• Directions for this task: Below are some records. Say in a single number how many of their lines include the word "xlabel".

===== Data =====

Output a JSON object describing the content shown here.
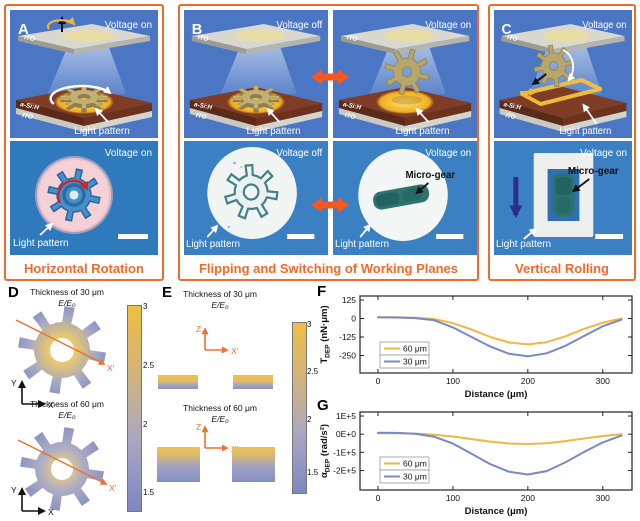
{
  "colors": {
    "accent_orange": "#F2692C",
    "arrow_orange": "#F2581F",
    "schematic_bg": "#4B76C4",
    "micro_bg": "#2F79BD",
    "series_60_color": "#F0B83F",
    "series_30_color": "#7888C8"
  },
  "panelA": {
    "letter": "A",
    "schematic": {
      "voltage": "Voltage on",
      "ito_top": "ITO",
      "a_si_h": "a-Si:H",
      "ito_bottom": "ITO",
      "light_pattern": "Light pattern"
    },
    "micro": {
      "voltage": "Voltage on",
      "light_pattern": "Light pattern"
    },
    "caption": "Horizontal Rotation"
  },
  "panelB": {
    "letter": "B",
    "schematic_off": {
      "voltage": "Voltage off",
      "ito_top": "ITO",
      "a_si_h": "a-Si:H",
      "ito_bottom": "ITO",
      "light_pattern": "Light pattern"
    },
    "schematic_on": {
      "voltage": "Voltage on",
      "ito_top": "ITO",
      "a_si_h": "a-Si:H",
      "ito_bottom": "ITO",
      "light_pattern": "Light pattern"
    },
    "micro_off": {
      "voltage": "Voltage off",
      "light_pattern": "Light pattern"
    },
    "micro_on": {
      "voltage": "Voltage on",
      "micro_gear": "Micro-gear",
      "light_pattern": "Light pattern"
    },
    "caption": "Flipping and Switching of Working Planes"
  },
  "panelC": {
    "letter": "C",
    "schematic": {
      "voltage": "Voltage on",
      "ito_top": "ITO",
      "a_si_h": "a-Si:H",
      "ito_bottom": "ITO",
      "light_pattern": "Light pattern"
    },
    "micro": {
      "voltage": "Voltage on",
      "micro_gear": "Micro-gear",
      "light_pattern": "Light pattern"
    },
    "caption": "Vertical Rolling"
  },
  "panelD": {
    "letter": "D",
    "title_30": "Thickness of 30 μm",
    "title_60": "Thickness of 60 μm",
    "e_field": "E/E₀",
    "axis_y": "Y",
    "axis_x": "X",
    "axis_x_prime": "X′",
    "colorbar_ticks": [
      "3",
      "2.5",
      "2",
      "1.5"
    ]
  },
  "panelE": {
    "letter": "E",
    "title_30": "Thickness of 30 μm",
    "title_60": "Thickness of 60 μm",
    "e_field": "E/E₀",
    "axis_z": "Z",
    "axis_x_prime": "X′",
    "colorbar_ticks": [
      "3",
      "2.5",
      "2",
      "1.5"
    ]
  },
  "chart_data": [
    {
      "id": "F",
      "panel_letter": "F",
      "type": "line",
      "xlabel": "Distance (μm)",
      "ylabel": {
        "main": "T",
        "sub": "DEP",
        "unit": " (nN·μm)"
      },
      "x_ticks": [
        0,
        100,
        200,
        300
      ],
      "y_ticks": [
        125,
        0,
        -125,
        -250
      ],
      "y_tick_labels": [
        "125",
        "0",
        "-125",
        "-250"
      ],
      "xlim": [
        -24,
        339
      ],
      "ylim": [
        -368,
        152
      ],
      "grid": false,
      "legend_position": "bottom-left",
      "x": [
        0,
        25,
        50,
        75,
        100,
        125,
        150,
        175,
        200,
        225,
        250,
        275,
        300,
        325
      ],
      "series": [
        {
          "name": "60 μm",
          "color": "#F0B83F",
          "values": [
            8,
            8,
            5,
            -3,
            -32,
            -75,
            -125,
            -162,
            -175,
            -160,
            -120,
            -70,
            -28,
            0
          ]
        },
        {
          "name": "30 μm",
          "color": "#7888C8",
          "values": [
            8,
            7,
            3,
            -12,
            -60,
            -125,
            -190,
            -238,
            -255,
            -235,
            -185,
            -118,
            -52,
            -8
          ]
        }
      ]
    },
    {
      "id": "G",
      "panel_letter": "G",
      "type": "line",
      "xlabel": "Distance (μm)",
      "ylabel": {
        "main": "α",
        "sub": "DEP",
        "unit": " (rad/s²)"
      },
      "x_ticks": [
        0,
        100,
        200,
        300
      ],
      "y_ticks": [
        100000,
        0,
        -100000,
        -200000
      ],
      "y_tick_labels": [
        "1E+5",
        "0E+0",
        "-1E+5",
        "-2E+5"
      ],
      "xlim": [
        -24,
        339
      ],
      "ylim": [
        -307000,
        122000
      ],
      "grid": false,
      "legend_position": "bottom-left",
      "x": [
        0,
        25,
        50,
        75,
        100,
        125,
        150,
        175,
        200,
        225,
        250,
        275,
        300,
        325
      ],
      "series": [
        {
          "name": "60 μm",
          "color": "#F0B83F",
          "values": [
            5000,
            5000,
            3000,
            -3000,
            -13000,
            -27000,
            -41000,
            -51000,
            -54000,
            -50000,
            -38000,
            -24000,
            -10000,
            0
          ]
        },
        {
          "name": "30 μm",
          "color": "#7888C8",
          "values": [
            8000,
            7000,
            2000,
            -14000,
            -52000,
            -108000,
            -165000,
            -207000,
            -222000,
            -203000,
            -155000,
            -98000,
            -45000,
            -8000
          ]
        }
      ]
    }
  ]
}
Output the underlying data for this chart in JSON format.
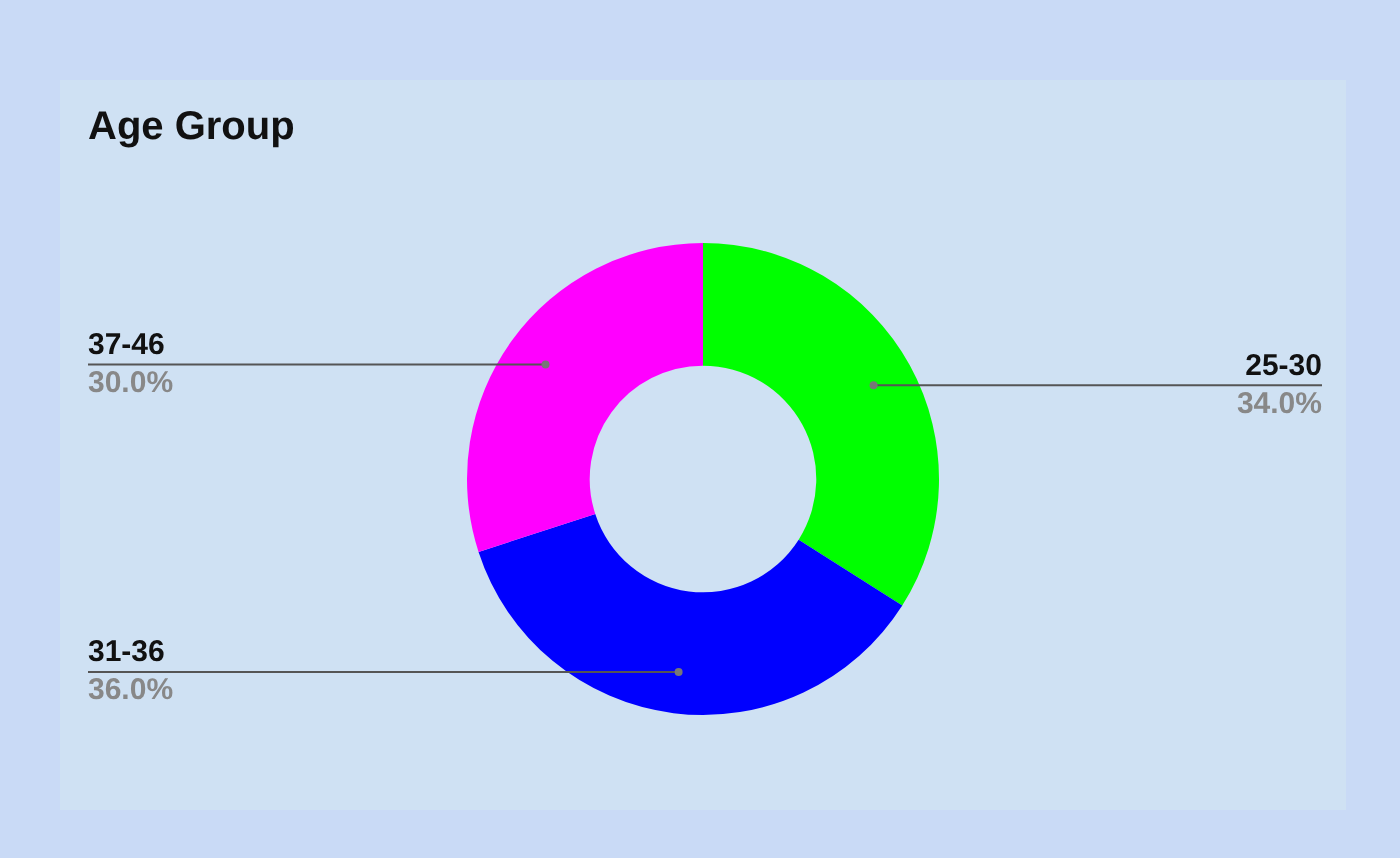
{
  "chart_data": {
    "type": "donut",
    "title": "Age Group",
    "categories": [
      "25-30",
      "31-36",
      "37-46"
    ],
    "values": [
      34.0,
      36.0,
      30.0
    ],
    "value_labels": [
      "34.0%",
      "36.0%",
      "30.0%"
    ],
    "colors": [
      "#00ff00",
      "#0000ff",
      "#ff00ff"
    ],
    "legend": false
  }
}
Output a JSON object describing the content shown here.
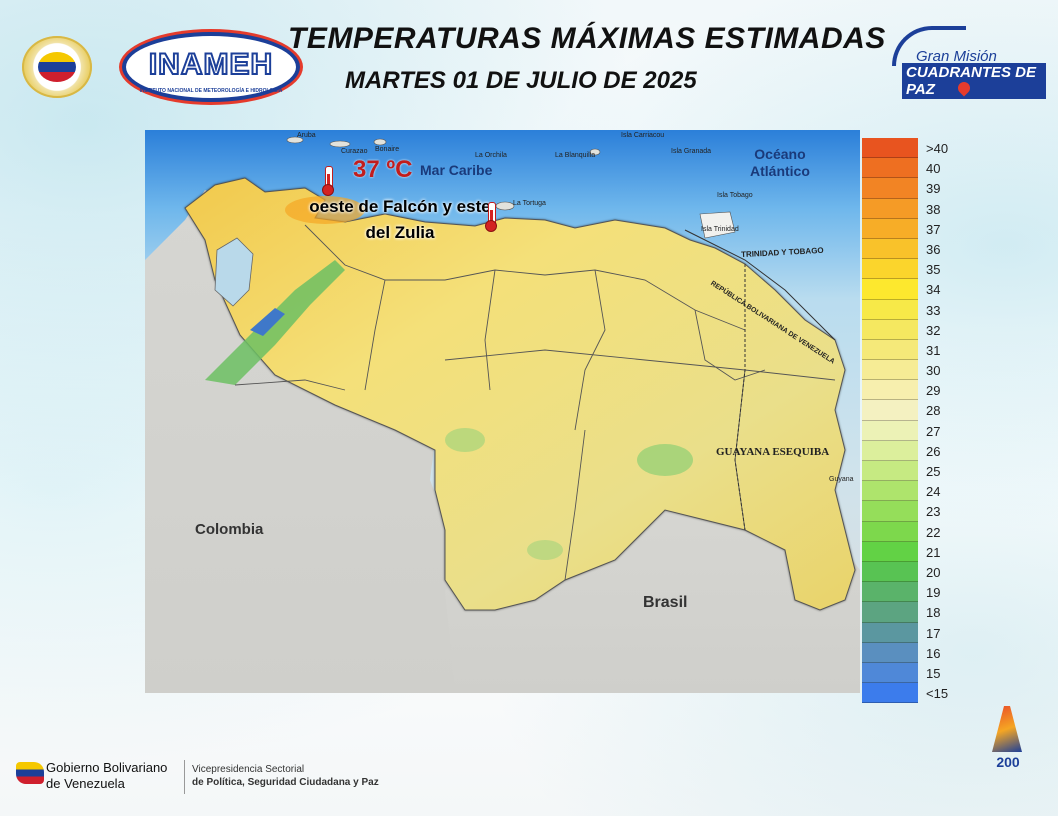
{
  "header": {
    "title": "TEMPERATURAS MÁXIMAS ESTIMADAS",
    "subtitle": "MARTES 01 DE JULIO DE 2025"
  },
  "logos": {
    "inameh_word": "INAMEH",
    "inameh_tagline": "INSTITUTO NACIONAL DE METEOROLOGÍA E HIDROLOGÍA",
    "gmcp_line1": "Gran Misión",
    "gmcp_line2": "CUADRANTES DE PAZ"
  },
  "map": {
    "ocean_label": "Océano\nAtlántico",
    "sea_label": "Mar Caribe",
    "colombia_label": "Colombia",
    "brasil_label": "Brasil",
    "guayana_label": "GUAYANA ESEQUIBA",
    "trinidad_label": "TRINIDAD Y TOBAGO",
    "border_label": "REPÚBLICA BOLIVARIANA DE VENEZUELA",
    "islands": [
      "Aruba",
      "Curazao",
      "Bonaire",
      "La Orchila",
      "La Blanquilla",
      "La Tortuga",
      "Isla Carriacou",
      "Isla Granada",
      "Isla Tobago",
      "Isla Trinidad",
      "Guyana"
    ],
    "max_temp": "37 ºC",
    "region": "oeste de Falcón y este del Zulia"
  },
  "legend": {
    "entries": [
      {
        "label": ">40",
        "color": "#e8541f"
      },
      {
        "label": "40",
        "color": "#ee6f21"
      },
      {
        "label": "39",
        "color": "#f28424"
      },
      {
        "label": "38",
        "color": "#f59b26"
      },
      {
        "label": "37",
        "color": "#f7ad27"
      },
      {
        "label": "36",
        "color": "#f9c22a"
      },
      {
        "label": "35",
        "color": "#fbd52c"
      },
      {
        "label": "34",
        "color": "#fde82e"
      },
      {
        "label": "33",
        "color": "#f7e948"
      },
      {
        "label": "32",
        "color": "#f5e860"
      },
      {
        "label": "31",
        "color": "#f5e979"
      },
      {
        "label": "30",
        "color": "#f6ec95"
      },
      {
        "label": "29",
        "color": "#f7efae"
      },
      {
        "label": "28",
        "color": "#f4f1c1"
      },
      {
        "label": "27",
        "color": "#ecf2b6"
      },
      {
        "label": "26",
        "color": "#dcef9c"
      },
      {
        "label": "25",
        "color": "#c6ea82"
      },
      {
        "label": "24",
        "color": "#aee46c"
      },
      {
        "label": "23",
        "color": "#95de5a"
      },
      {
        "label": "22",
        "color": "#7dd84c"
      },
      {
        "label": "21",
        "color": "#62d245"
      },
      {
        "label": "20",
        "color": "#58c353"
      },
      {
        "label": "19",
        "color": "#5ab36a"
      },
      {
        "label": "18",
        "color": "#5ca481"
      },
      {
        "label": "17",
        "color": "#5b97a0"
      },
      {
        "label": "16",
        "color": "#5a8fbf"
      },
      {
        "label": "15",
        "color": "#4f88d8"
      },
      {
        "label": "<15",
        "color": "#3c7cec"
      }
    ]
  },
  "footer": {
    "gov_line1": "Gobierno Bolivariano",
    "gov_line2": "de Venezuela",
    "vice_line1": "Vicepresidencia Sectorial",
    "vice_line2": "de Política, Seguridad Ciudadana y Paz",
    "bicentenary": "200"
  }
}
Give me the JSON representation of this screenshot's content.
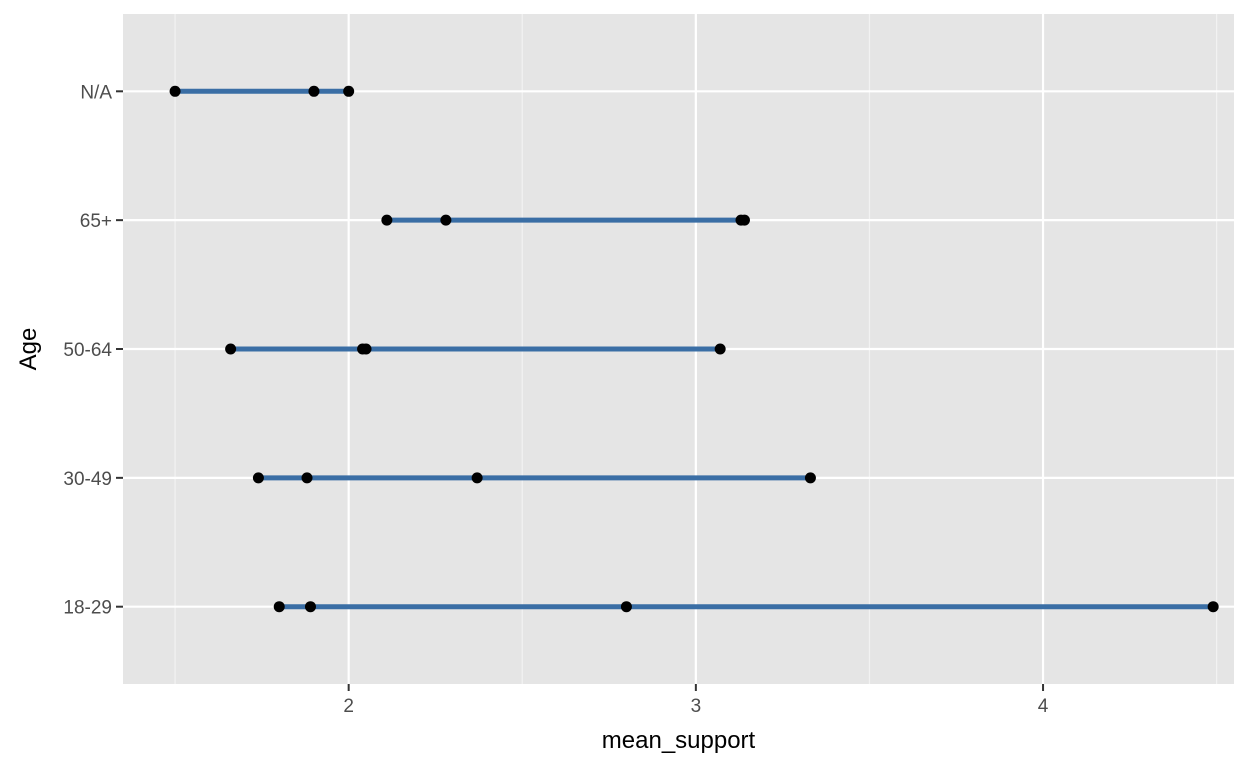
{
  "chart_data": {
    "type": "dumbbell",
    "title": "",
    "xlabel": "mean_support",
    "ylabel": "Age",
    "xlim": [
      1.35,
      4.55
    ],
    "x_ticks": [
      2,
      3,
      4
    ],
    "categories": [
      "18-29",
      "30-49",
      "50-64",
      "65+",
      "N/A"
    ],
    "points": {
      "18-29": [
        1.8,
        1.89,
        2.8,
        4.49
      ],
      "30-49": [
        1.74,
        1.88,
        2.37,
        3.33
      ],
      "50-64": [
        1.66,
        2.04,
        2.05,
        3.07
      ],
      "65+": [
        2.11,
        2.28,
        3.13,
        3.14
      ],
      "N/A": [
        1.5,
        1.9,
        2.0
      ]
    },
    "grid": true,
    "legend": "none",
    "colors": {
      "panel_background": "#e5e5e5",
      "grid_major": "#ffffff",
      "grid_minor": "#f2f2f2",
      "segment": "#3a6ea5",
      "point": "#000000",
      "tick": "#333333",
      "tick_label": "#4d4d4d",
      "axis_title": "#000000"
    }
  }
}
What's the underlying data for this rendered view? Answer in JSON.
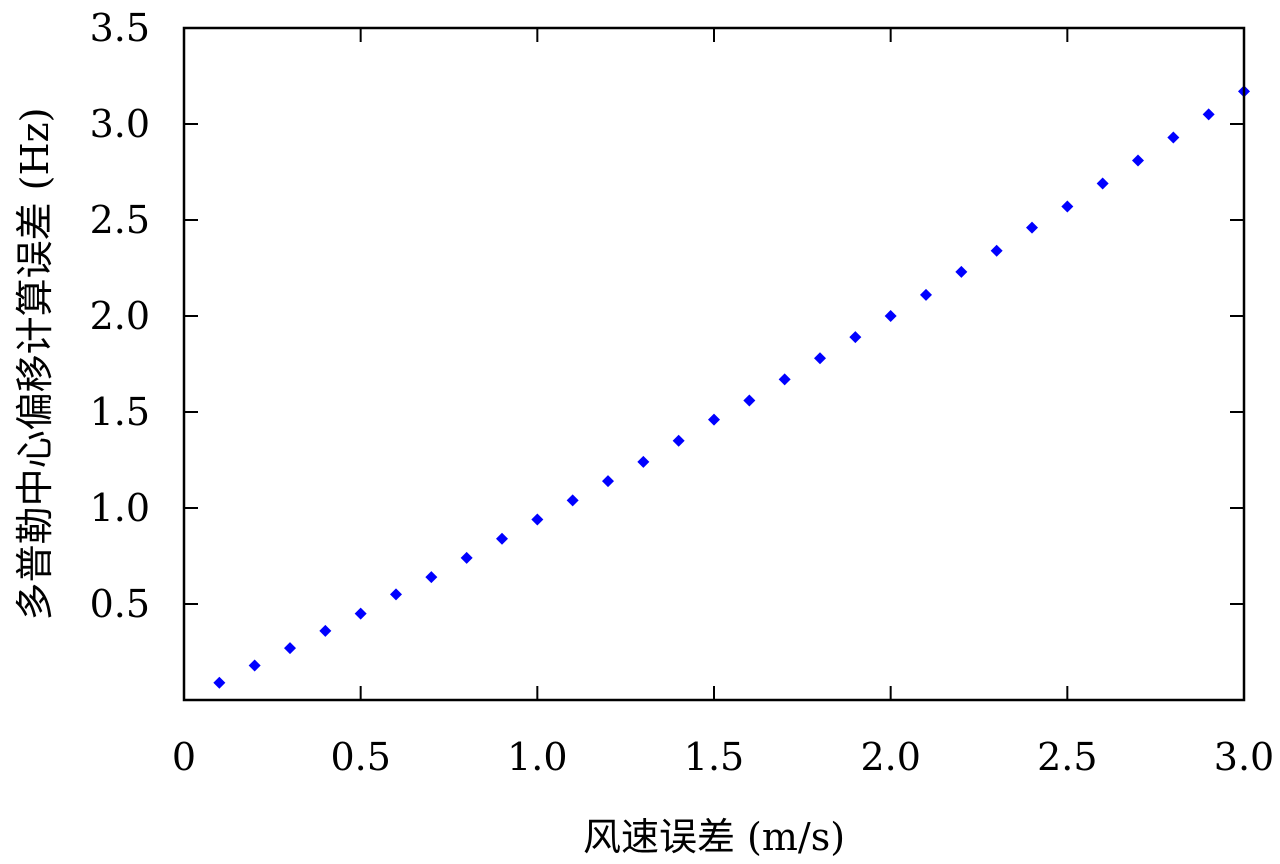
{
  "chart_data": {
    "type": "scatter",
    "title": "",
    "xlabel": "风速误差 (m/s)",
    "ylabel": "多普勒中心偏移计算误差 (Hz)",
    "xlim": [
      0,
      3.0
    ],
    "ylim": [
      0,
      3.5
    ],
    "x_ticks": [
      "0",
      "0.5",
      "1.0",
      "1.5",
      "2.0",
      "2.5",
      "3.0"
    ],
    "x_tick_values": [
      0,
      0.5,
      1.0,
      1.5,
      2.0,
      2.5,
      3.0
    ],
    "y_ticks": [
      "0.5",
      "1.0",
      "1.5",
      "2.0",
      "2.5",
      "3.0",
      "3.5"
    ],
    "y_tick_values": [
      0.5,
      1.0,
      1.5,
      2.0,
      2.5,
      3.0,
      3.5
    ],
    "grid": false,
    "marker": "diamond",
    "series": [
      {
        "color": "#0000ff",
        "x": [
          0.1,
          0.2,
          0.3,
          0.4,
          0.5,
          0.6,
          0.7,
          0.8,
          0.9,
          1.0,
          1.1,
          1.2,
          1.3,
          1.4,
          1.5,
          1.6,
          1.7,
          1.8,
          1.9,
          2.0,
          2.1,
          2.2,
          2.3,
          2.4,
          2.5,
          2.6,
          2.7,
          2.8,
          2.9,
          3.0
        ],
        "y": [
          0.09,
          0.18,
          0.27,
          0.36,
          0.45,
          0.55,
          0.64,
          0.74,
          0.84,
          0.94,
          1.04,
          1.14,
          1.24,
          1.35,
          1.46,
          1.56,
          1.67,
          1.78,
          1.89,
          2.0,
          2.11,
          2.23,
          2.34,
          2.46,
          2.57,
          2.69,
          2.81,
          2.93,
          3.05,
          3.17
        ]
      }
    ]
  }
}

=====

• Exercise response: 4